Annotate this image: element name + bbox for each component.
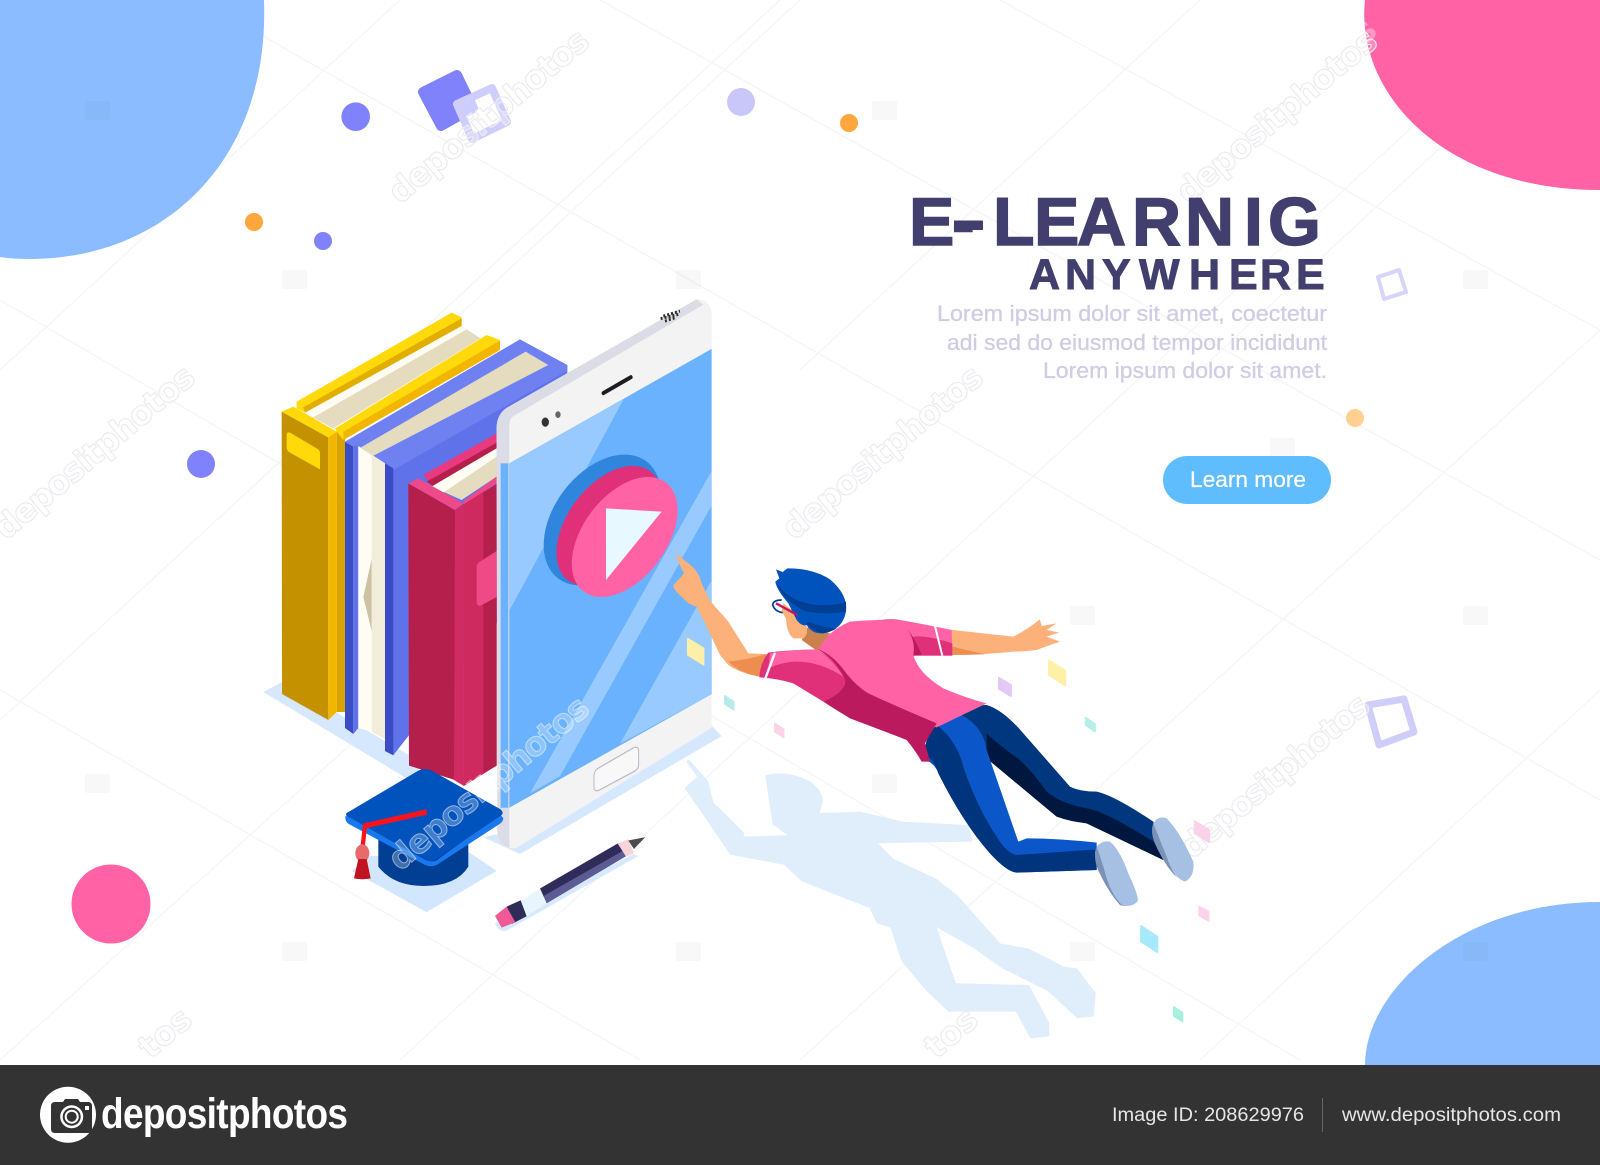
watermark text on background: depositphotos xyxy=(1168,21,1385,211)
cap and pencil xyxy=(345,769,645,931)
watermark text on background: depositphotos xyxy=(1172,685,1377,866)
description text: adi sed do eiusmod tempor incididunt xyxy=(947,330,1327,355)
person shadow xyxy=(687,762,1094,1037)
pencil xyxy=(495,837,645,931)
back leg xyxy=(955,705,1163,860)
image id: Image ID: 208629976 xyxy=(1112,1105,1304,1126)
play button xyxy=(520,432,699,617)
description text xyxy=(937,301,1327,383)
logo wordmark: depositphotos xyxy=(101,1091,348,1138)
confetti squares xyxy=(688,639,1209,1022)
torso xyxy=(817,620,987,762)
description text: Lorem ipsum dolor sit amet. xyxy=(1043,358,1327,383)
book: yellow xyxy=(282,313,500,720)
decorative shape: top-right pink blob xyxy=(1364,0,1600,190)
subtitle: ANYWHERE xyxy=(1029,251,1325,299)
description text: Lorem ipsum dolor sit amet, coectetur xyxy=(937,301,1327,326)
phone screen xyxy=(509,349,712,808)
watermark camera marks xyxy=(85,101,1488,961)
decorative squares xyxy=(423,75,1414,745)
phone speaker, camera, sensors, home button xyxy=(542,311,680,791)
decorative shape: pink circle xyxy=(72,864,150,944)
person shadow and confetti xyxy=(687,639,1209,1037)
person xyxy=(673,553,1194,906)
watermark fragment on pink blob: s xyxy=(1344,10,1384,52)
upper body xyxy=(873,619,1060,656)
decorative shape: bottom-right blue blob xyxy=(1365,902,1600,1065)
watermark text on background: depositphotos xyxy=(774,357,991,547)
near sleeve xyxy=(759,649,845,702)
footer bar xyxy=(0,1065,1600,1165)
illustration: stack of books xyxy=(282,313,567,786)
far arm xyxy=(947,619,1060,655)
floor shadows xyxy=(263,681,722,854)
button: learn more: Learn more xyxy=(1190,467,1306,492)
watermark text on background: depositphotos xyxy=(380,21,597,211)
far sleeve xyxy=(873,619,952,656)
book: blue xyxy=(345,339,567,755)
smartphone xyxy=(497,299,712,848)
watermark text on background xyxy=(0,21,1385,1066)
shoes xyxy=(1095,817,1194,906)
button: learn more xyxy=(1163,456,1331,504)
watermark over phone and cap: depositphotos xyxy=(380,688,597,878)
watermark text on background: tos xyxy=(916,999,986,1066)
torso, near arm, head xyxy=(673,553,987,762)
near arm xyxy=(673,553,767,677)
graduation cap xyxy=(345,769,503,912)
head xyxy=(773,568,846,651)
decorative dots xyxy=(187,88,1364,478)
website: www.depositphotos.com xyxy=(1341,1105,1561,1126)
logo: camera icon xyxy=(40,1087,96,1143)
legs xyxy=(924,705,1194,906)
front leg xyxy=(924,715,1097,873)
watermark text on background: tos xyxy=(130,999,200,1066)
decorative shape: top-left blue blob xyxy=(0,0,264,259)
book: red xyxy=(408,433,497,786)
title: E-LEARNIG xyxy=(909,184,1321,260)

──────

Copy the listing above line for line, leaving out the picture.

- **Response to the exercise**
Annotate this image: element name + bbox for each component.
watermark text on background: depositphotos xyxy=(1168,21,1385,211)
cap and pencil xyxy=(345,769,645,931)
watermark text on background: depositphotos xyxy=(1172,685,1377,866)
description text: adi sed do eiusmod tempor incididunt xyxy=(947,330,1327,355)
person shadow xyxy=(687,762,1094,1037)
pencil xyxy=(495,837,645,931)
back leg xyxy=(955,705,1163,860)
image id: Image ID: 208629976 xyxy=(1112,1105,1304,1126)
play button xyxy=(520,432,699,617)
description text xyxy=(937,301,1327,383)
logo wordmark: depositphotos xyxy=(101,1091,348,1138)
confetti squares xyxy=(688,639,1209,1022)
torso xyxy=(817,620,987,762)
description text: Lorem ipsum dolor sit amet. xyxy=(1043,358,1327,383)
book: yellow xyxy=(282,313,500,720)
decorative shape: top-right pink blob xyxy=(1364,0,1600,190)
subtitle: ANYWHERE xyxy=(1029,251,1325,299)
description text: Lorem ipsum dolor sit amet, coectetur xyxy=(937,301,1327,326)
phone screen xyxy=(509,349,712,808)
watermark camera marks xyxy=(85,101,1488,961)
decorative squares xyxy=(423,75,1414,745)
phone speaker, camera, sensors, home button xyxy=(542,311,680,791)
decorative shape: pink circle xyxy=(72,864,150,944)
person shadow and confetti xyxy=(687,639,1209,1037)
person xyxy=(673,553,1194,906)
watermark fragment on pink blob: s xyxy=(1344,10,1384,52)
upper body xyxy=(873,619,1060,656)
decorative shape: bottom-right blue blob xyxy=(1365,902,1600,1065)
watermark text on background: depositphotos xyxy=(774,357,991,547)
near sleeve xyxy=(759,649,845,702)
footer bar xyxy=(0,1065,1600,1165)
illustration: stack of books xyxy=(282,313,567,786)
far arm xyxy=(947,619,1060,655)
floor shadows xyxy=(263,681,722,854)
button: learn more: Learn more xyxy=(1190,467,1306,492)
watermark text on background: depositphotos xyxy=(380,21,597,211)
far sleeve xyxy=(873,619,952,656)
book: blue xyxy=(345,339,567,755)
smartphone xyxy=(497,299,712,848)
watermark text on background xyxy=(0,21,1385,1066)
shoes xyxy=(1095,817,1194,906)
button: learn more xyxy=(1163,456,1331,504)
watermark over phone and cap: depositphotos xyxy=(380,688,597,878)
watermark text on background: tos xyxy=(916,999,986,1066)
torso, near arm, head xyxy=(673,553,987,762)
near arm xyxy=(673,553,767,677)
graduation cap xyxy=(345,769,503,912)
head xyxy=(773,568,846,651)
decorative dots xyxy=(187,88,1364,478)
website: www.depositphotos.com xyxy=(1341,1105,1561,1126)
logo: camera icon xyxy=(40,1087,96,1143)
legs xyxy=(924,705,1194,906)
front leg xyxy=(924,715,1097,873)
watermark text on background: tos xyxy=(130,999,200,1066)
decorative shape: top-left blue blob xyxy=(0,0,264,259)
book: red xyxy=(408,433,497,786)
title: E-LEARNIG xyxy=(909,184,1321,260)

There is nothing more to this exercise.